### Collected data

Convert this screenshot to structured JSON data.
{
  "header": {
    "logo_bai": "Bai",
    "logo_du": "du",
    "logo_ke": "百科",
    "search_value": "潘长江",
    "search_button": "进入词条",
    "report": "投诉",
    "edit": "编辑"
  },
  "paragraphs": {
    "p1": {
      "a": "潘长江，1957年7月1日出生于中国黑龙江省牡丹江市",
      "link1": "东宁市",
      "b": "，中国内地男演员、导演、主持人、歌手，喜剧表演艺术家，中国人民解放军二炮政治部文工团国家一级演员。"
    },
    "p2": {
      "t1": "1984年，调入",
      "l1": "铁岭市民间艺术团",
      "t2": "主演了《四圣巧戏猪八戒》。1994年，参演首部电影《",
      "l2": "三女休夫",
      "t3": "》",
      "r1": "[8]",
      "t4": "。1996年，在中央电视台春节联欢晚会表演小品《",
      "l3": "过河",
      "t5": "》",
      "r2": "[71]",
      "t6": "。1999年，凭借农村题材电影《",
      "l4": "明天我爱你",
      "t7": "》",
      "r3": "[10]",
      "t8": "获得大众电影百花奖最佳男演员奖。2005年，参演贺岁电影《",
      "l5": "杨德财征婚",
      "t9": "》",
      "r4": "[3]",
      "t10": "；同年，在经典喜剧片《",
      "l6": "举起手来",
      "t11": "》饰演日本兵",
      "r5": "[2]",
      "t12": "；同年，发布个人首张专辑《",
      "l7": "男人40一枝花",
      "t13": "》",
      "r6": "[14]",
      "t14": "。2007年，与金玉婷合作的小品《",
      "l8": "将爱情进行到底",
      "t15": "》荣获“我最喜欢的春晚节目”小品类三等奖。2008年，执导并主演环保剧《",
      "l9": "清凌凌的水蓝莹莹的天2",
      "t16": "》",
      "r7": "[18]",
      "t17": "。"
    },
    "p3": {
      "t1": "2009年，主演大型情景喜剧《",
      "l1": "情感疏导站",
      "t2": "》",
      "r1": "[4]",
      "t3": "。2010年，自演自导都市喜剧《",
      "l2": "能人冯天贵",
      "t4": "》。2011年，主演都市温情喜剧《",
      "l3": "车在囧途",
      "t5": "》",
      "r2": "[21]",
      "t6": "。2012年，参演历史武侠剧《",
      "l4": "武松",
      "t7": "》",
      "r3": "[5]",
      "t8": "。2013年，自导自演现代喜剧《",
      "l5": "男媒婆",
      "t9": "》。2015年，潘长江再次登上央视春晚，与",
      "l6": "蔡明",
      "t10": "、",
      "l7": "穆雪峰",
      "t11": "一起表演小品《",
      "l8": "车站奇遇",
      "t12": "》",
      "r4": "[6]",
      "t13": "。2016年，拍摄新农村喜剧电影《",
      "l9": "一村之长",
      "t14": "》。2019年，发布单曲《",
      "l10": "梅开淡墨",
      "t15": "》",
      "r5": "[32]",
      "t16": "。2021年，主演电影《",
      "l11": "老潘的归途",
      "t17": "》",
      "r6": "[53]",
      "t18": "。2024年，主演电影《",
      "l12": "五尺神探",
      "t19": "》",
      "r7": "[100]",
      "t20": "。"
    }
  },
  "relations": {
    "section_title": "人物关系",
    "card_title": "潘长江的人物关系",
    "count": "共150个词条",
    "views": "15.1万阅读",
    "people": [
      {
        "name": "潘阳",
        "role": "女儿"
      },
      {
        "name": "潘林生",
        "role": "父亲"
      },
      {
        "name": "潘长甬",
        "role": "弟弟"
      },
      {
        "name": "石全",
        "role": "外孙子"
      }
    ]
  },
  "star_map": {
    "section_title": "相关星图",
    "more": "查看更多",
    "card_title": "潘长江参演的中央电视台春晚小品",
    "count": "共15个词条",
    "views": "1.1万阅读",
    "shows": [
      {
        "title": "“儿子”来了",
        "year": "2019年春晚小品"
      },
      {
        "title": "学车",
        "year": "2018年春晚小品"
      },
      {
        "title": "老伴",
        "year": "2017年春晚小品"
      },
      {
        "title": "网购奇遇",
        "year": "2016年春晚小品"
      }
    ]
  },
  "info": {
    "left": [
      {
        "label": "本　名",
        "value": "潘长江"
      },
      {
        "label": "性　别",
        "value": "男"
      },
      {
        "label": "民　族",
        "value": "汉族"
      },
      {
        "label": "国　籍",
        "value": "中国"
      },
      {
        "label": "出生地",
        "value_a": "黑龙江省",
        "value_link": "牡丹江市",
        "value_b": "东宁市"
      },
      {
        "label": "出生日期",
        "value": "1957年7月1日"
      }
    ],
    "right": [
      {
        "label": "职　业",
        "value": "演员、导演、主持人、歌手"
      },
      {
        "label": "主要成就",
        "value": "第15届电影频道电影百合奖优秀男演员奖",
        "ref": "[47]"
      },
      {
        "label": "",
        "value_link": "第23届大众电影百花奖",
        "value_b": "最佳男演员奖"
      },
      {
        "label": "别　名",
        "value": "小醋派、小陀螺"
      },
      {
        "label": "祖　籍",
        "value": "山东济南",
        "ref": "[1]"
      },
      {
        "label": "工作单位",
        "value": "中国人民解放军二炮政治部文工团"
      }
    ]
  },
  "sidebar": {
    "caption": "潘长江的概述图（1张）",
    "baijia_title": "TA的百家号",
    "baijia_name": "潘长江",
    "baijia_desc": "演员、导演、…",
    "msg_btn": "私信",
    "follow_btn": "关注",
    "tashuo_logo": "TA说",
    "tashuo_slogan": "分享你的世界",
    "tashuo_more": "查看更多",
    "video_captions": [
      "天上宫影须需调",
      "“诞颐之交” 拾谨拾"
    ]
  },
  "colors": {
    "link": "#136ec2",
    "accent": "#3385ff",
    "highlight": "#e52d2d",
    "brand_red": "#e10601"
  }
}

### Work instructions
Write out the entries above once more, without altering anything.

### Complete response
Convert this screenshot to structured JSON data.
{
  "header": {
    "logo_bai": "Bai",
    "logo_du": "du",
    "logo_ke": "百科",
    "search_value": "潘长江",
    "search_button": "进入词条",
    "report": "投诉",
    "edit": "编辑"
  },
  "paragraphs": {
    "p1": {
      "a": "潘长江，1957年7月1日出生于中国黑龙江省牡丹江市",
      "link1": "东宁市",
      "b": "，中国内地男演员、导演、主持人、歌手，喜剧表演艺术家，中国人民解放军二炮政治部文工团国家一级演员。"
    },
    "p2": {
      "t1": "1984年，调入",
      "l1": "铁岭市民间艺术团",
      "t2": "主演了《四圣巧戏猪八戒》。1994年，参演首部电影《",
      "l2": "三女休夫",
      "t3": "》",
      "r1": "[8]",
      "t4": "。1996年，在中央电视台春节联欢晚会表演小品《",
      "l3": "过河",
      "t5": "》",
      "r2": "[71]",
      "t6": "。1999年，凭借农村题材电影《",
      "l4": "明天我爱你",
      "t7": "》",
      "r3": "[10]",
      "t8": "获得大众电影百花奖最佳男演员奖。2005年，参演贺岁电影《",
      "l5": "杨德财征婚",
      "t9": "》",
      "r4": "[3]",
      "t10": "；同年，在经典喜剧片《",
      "l6": "举起手来",
      "t11": "》饰演日本兵",
      "r5": "[2]",
      "t12": "；同年，发布个人首张专辑《",
      "l7": "男人40一枝花",
      "t13": "》",
      "r6": "[14]",
      "t14": "。2007年，与金玉婷合作的小品《",
      "l8": "将爱情进行到底",
      "t15": "》荣获“我最喜欢的春晚节目”小品类三等奖。2008年，执导并主演环保剧《",
      "l9": "清凌凌的水蓝莹莹的天2",
      "t16": "》",
      "r7": "[18]",
      "t17": "。"
    },
    "p3": {
      "t1": "2009年，主演大型情景喜剧《",
      "l1": "情感疏导站",
      "t2": "》",
      "r1": "[4]",
      "t3": "。2010年，自演自导都市喜剧《",
      "l2": "能人冯天贵",
      "t4": "》。2011年，主演都市温情喜剧《",
      "l3": "车在囧途",
      "t5": "》",
      "r2": "[21]",
      "t6": "。2012年，参演历史武侠剧《",
      "l4": "武松",
      "t7": "》",
      "r3": "[5]",
      "t8": "。2013年，自导自演现代喜剧《",
      "l5": "男媒婆",
      "t9": "》。2015年，潘长江再次登上央视春晚，与",
      "l6": "蔡明",
      "t10": "、",
      "l7": "穆雪峰",
      "t11": "一起表演小品《",
      "l8": "车站奇遇",
      "t12": "》",
      "r4": "[6]",
      "t13": "。2016年，拍摄新农村喜剧电影《",
      "l9": "一村之长",
      "t14": "》。2019年，发布单曲《",
      "l10": "梅开淡墨",
      "t15": "》",
      "r5": "[32]",
      "t16": "。2021年，主演电影《",
      "l11": "老潘的归途",
      "t17": "》",
      "r6": "[53]",
      "t18": "。2024年，主演电影《",
      "l12": "五尺神探",
      "t19": "》",
      "r7": "[100]",
      "t20": "。"
    }
  },
  "relations": {
    "section_title": "人物关系",
    "card_title": "潘长江的人物关系",
    "count": "共150个词条",
    "views": "15.1万阅读",
    "people": [
      {
        "name": "潘阳",
        "role": "女儿"
      },
      {
        "name": "潘林生",
        "role": "父亲"
      },
      {
        "name": "潘长甬",
        "role": "弟弟"
      },
      {
        "name": "石全",
        "role": "外孙子"
      }
    ]
  },
  "star_map": {
    "section_title": "相关星图",
    "more": "查看更多",
    "card_title": "潘长江参演的中央电视台春晚小品",
    "count": "共15个词条",
    "views": "1.1万阅读",
    "shows": [
      {
        "title": "“儿子”来了",
        "year": "2019年春晚小品"
      },
      {
        "title": "学车",
        "year": "2018年春晚小品"
      },
      {
        "title": "老伴",
        "year": "2017年春晚小品"
      },
      {
        "title": "网购奇遇",
        "year": "2016年春晚小品"
      }
    ]
  },
  "info": {
    "left": [
      {
        "label": "本　名",
        "value": "潘长江"
      },
      {
        "label": "性　别",
        "value": "男"
      },
      {
        "label": "民　族",
        "value": "汉族"
      },
      {
        "label": "国　籍",
        "value": "中国"
      },
      {
        "label": "出生地",
        "value_a": "黑龙江省",
        "value_link": "牡丹江市",
        "value_b": "东宁市"
      },
      {
        "label": "出生日期",
        "value": "1957年7月1日"
      }
    ],
    "right": [
      {
        "label": "职　业",
        "value": "演员、导演、主持人、歌手"
      },
      {
        "label": "主要成就",
        "value": "第15届电影频道电影百合奖优秀男演员奖",
        "ref": "[47]"
      },
      {
        "label": "",
        "value_link": "第23届大众电影百花奖",
        "value_b": "最佳男演员奖"
      },
      {
        "label": "别　名",
        "value": "小醋派、小陀螺"
      },
      {
        "label": "祖　籍",
        "value": "山东济南",
        "ref": "[1]"
      },
      {
        "label": "工作单位",
        "value": "中国人民解放军二炮政治部文工团"
      }
    ]
  },
  "sidebar": {
    "caption": "潘长江的概述图（1张）",
    "baijia_title": "TA的百家号",
    "baijia_name": "潘长江",
    "baijia_desc": "演员、导演、…",
    "msg_btn": "私信",
    "follow_btn": "关注",
    "tashuo_logo": "TA说",
    "tashuo_slogan": "分享你的世界",
    "tashuo_more": "查看更多",
    "video_captions": [
      "天上宫影须需调",
      "“诞颐之交” 拾谨拾"
    ]
  },
  "colors": {
    "link": "#136ec2",
    "accent": "#3385ff",
    "highlight": "#e52d2d",
    "brand_red": "#e10601"
  }
}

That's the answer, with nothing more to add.